**The problem**
Copy all the entries below exactly, but not the pictures.

◇ ◇ ◇ ◇ ◇

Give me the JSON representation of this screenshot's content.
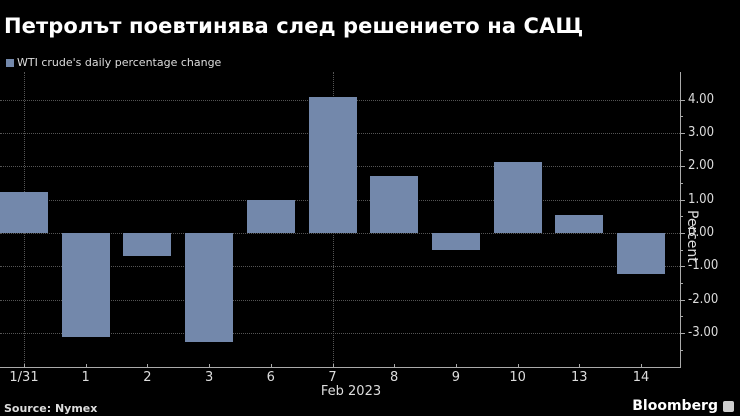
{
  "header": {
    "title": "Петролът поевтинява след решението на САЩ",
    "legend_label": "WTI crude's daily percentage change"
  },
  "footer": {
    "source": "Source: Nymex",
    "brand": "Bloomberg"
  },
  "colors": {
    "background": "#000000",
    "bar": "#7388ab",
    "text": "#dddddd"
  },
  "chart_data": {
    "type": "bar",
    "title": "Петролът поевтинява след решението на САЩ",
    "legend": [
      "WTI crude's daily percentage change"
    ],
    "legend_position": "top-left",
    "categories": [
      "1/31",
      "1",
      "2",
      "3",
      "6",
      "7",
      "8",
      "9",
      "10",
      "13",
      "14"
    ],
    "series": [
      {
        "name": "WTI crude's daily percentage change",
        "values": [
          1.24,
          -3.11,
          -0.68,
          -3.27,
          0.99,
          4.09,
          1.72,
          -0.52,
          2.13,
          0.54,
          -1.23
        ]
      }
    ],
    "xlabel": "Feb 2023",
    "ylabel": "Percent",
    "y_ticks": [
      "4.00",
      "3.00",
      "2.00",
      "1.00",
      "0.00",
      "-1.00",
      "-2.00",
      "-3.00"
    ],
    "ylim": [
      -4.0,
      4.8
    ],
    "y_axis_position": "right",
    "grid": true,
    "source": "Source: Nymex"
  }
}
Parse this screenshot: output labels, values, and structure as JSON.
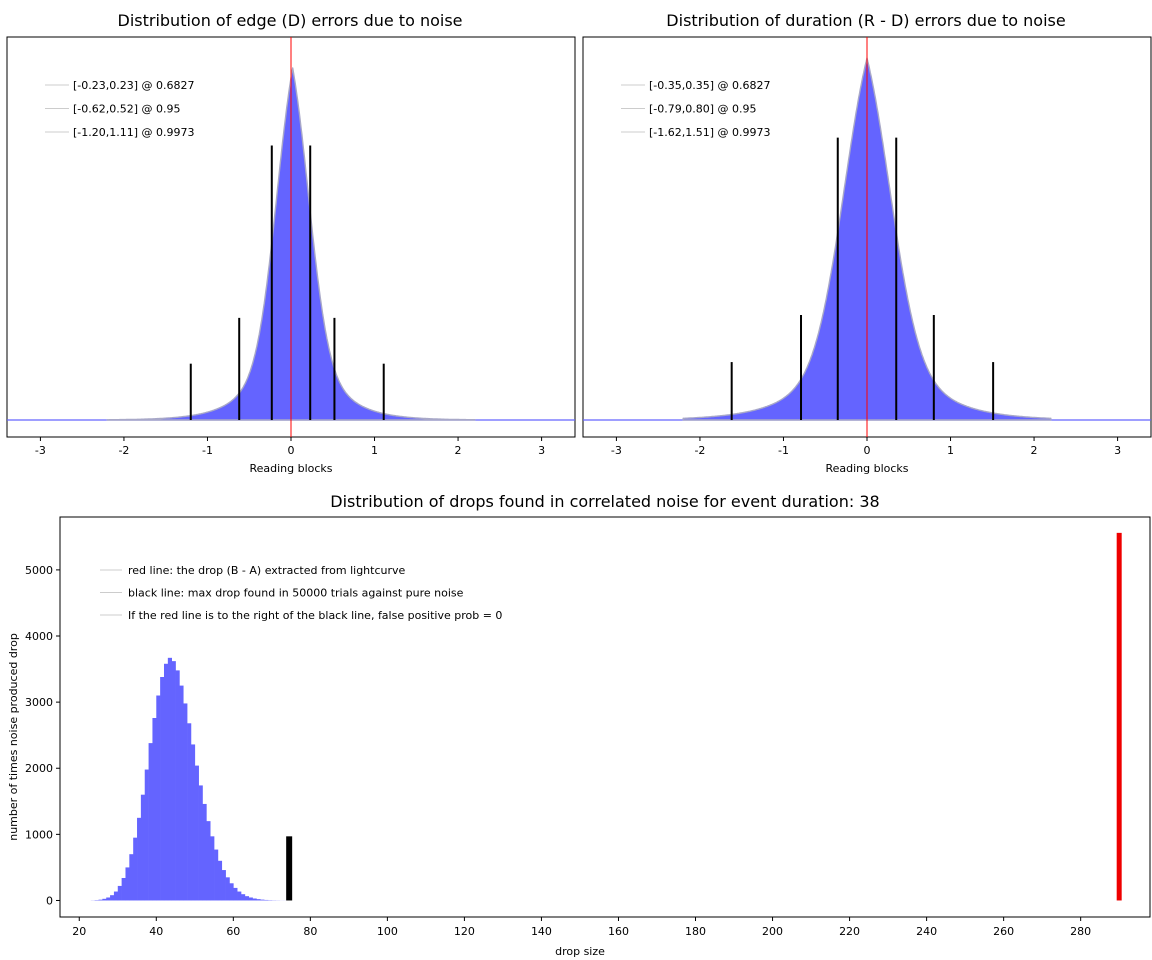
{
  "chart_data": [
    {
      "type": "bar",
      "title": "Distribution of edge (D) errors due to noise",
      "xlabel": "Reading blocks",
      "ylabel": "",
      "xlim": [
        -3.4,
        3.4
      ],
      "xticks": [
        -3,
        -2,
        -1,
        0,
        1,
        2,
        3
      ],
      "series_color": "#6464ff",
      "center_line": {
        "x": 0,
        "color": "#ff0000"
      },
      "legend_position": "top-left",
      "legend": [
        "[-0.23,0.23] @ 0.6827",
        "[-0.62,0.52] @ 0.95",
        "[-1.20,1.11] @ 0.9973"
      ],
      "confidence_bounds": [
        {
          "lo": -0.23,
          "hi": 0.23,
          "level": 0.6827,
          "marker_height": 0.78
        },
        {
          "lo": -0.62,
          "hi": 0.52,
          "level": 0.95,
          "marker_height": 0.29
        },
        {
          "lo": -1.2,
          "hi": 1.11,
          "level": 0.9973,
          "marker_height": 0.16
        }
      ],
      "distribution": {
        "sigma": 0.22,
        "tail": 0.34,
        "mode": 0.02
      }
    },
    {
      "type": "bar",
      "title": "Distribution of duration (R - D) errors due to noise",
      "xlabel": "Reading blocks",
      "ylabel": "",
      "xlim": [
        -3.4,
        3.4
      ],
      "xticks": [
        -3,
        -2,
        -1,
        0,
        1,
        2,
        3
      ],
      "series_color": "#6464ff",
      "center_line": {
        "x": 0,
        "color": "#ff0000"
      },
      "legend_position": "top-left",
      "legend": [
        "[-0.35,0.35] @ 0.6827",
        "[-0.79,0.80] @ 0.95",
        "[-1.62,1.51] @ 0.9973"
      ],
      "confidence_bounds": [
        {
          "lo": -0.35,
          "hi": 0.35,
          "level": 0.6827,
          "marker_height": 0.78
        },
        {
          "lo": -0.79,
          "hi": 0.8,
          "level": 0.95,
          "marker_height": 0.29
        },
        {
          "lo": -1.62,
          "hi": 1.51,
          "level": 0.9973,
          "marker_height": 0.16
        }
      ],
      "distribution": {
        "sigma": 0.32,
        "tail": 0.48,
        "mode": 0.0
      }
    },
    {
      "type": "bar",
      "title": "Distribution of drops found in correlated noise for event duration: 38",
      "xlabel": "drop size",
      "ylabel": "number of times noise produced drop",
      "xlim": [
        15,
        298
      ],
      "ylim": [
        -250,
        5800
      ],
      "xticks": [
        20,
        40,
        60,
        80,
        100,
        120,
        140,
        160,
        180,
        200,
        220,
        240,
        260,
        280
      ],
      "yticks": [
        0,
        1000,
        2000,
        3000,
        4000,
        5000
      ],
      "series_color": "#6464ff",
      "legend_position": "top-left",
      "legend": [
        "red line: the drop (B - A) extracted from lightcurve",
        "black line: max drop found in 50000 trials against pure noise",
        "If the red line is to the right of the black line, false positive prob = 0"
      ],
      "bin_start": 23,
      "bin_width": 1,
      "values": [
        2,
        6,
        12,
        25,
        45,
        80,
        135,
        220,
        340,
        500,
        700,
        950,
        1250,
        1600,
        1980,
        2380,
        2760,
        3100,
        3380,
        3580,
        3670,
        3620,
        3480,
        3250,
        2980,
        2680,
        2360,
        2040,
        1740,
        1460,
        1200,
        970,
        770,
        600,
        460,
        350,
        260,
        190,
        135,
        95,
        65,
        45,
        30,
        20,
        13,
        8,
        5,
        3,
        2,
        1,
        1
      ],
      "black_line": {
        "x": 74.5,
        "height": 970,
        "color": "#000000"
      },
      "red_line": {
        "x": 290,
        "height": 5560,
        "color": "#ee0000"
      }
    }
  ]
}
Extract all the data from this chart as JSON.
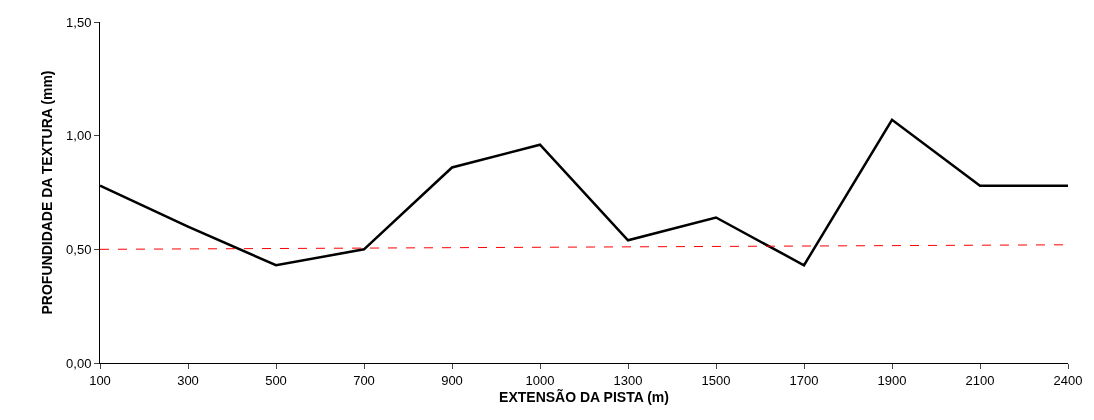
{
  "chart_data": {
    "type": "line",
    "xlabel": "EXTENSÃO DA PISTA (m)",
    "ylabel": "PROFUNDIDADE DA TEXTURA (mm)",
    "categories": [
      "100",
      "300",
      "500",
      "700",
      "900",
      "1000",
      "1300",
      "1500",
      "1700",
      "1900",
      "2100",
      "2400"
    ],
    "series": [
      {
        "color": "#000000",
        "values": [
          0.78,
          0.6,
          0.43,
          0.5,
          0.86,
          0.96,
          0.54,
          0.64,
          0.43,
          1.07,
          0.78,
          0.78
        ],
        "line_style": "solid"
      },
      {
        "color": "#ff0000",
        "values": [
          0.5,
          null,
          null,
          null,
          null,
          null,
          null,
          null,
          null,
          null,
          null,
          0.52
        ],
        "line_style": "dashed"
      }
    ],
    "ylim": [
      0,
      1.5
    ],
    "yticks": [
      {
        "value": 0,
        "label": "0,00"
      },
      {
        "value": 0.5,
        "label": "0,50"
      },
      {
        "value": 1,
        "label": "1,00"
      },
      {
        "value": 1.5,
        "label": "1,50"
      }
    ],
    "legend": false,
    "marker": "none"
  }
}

◇ ◇ ◇ ◇ ◇

**Result of this exercise**
Give me the JSON representation of this screenshot's content.
{
  "header": {
    "title": "Петролът поевтинява след решението на САЩ",
    "legend_label": "WTI crude's daily percentage change"
  },
  "footer": {
    "source": "Source: Nymex",
    "brand": "Bloomberg"
  },
  "colors": {
    "background": "#000000",
    "bar": "#7388ab",
    "text": "#dddddd"
  },
  "chart_data": {
    "type": "bar",
    "title": "Петролът поевтинява след решението на САЩ",
    "legend": [
      "WTI crude's daily percentage change"
    ],
    "legend_position": "top-left",
    "categories": [
      "1/31",
      "1",
      "2",
      "3",
      "6",
      "7",
      "8",
      "9",
      "10",
      "13",
      "14"
    ],
    "series": [
      {
        "name": "WTI crude's daily percentage change",
        "values": [
          1.24,
          -3.11,
          -0.68,
          -3.27,
          0.99,
          4.09,
          1.72,
          -0.52,
          2.13,
          0.54,
          -1.23
        ]
      }
    ],
    "xlabel": "Feb 2023",
    "ylabel": "Percent",
    "y_ticks": [
      "4.00",
      "3.00",
      "2.00",
      "1.00",
      "0.00",
      "-1.00",
      "-2.00",
      "-3.00"
    ],
    "ylim": [
      -4.0,
      4.8
    ],
    "y_axis_position": "right",
    "grid": true,
    "source": "Source: Nymex"
  }
}
Parse this screenshot: output labels, values, and structure as JSON.
{
  "chart_data": [
    {
      "type": "bar",
      "title": "Distribution of edge (D) errors due to noise",
      "xlabel": "Reading blocks",
      "ylabel": "",
      "xlim": [
        -3.4,
        3.4
      ],
      "xticks": [
        -3,
        -2,
        -1,
        0,
        1,
        2,
        3
      ],
      "series_color": "#6464ff",
      "center_line": {
        "x": 0,
        "color": "#ff0000"
      },
      "legend_position": "top-left",
      "legend": [
        "[-0.23,0.23] @ 0.6827",
        "[-0.62,0.52] @ 0.95",
        "[-1.20,1.11] @ 0.9973"
      ],
      "confidence_bounds": [
        {
          "lo": -0.23,
          "hi": 0.23,
          "level": 0.6827,
          "marker_height": 0.78
        },
        {
          "lo": -0.62,
          "hi": 0.52,
          "level": 0.95,
          "marker_height": 0.29
        },
        {
          "lo": -1.2,
          "hi": 1.11,
          "level": 0.9973,
          "marker_height": 0.16
        }
      ],
      "distribution": {
        "sigma": 0.22,
        "tail": 0.34,
        "mode": 0.02
      }
    },
    {
      "type": "bar",
      "title": "Distribution of duration (R - D) errors due to noise",
      "xlabel": "Reading blocks",
      "ylabel": "",
      "xlim": [
        -3.4,
        3.4
      ],
      "xticks": [
        -3,
        -2,
        -1,
        0,
        1,
        2,
        3
      ],
      "series_color": "#6464ff",
      "center_line": {
        "x": 0,
        "color": "#ff0000"
      },
      "legend_position": "top-left",
      "legend": [
        "[-0.35,0.35] @ 0.6827",
        "[-0.79,0.80] @ 0.95",
        "[-1.62,1.51] @ 0.9973"
      ],
      "confidence_bounds": [
        {
          "lo": -0.35,
          "hi": 0.35,
          "level": 0.6827,
          "marker_height": 0.78
        },
        {
          "lo": -0.79,
          "hi": 0.8,
          "level": 0.95,
          "marker_height": 0.29
        },
        {
          "lo": -1.62,
          "hi": 1.51,
          "level": 0.9973,
          "marker_height": 0.16
        }
      ],
      "distribution": {
        "sigma": 0.32,
        "tail": 0.48,
        "mode": 0.0
      }
    },
    {
      "type": "bar",
      "title": "Distribution of drops found in correlated noise for event duration: 38",
      "xlabel": "drop size",
      "ylabel": "number of times noise produced drop",
      "xlim": [
        15,
        298
      ],
      "ylim": [
        -250,
        5800
      ],
      "xticks": [
        20,
        40,
        60,
        80,
        100,
        120,
        140,
        160,
        180,
        200,
        220,
        240,
        260,
        280
      ],
      "yticks": [
        0,
        1000,
        2000,
        3000,
        4000,
        5000
      ],
      "series_color": "#6464ff",
      "legend_position": "top-left",
      "legend": [
        "red line: the drop (B - A) extracted from lightcurve",
        "black line: max drop found in 50000 trials against pure noise",
        "If the red line is to the right of the black line, false positive prob = 0"
      ],
      "bin_start": 23,
      "bin_width": 1,
      "values": [
        2,
        6,
        12,
        25,
        45,
        80,
        135,
        220,
        340,
        500,
        700,
        950,
        1250,
        1600,
        1980,
        2380,
        2760,
        3100,
        3380,
        3580,
        3670,
        3620,
        3480,
        3250,
        2980,
        2680,
        2360,
        2040,
        1740,
        1460,
        1200,
        970,
        770,
        600,
        460,
        350,
        260,
        190,
        135,
        95,
        65,
        45,
        30,
        20,
        13,
        8,
        5,
        3,
        2,
        1,
        1
      ],
      "black_line": {
        "x": 74.5,
        "height": 970,
        "color": "#000000"
      },
      "red_line": {
        "x": 290,
        "height": 5560,
        "color": "#ee0000"
      }
    }
  ]
}
Extract all the data from this chart as JSON.
{
  "chart_data": {
    "type": "line",
    "xlabel": "EXTENSÃO DA PISTA (m)",
    "ylabel": "PROFUNDIDADE DA TEXTURA (mm)",
    "categories": [
      "100",
      "300",
      "500",
      "700",
      "900",
      "1000",
      "1300",
      "1500",
      "1700",
      "1900",
      "2100",
      "2400"
    ],
    "series": [
      {
        "color": "#000000",
        "values": [
          0.78,
          0.6,
          0.43,
          0.5,
          0.86,
          0.96,
          0.54,
          0.64,
          0.43,
          1.07,
          0.78,
          0.78
        ],
        "line_style": "solid"
      },
      {
        "color": "#ff0000",
        "values": [
          0.5,
          null,
          null,
          null,
          null,
          null,
          null,
          null,
          null,
          null,
          null,
          0.52
        ],
        "line_style": "dashed"
      }
    ],
    "ylim": [
      0,
      1.5
    ],
    "yticks": [
      {
        "value": 0,
        "label": "0,00"
      },
      {
        "value": 0.5,
        "label": "0,50"
      },
      {
        "value": 1,
        "label": "1,00"
      },
      {
        "value": 1.5,
        "label": "1,50"
      }
    ],
    "legend": false,
    "marker": "none"
  }
}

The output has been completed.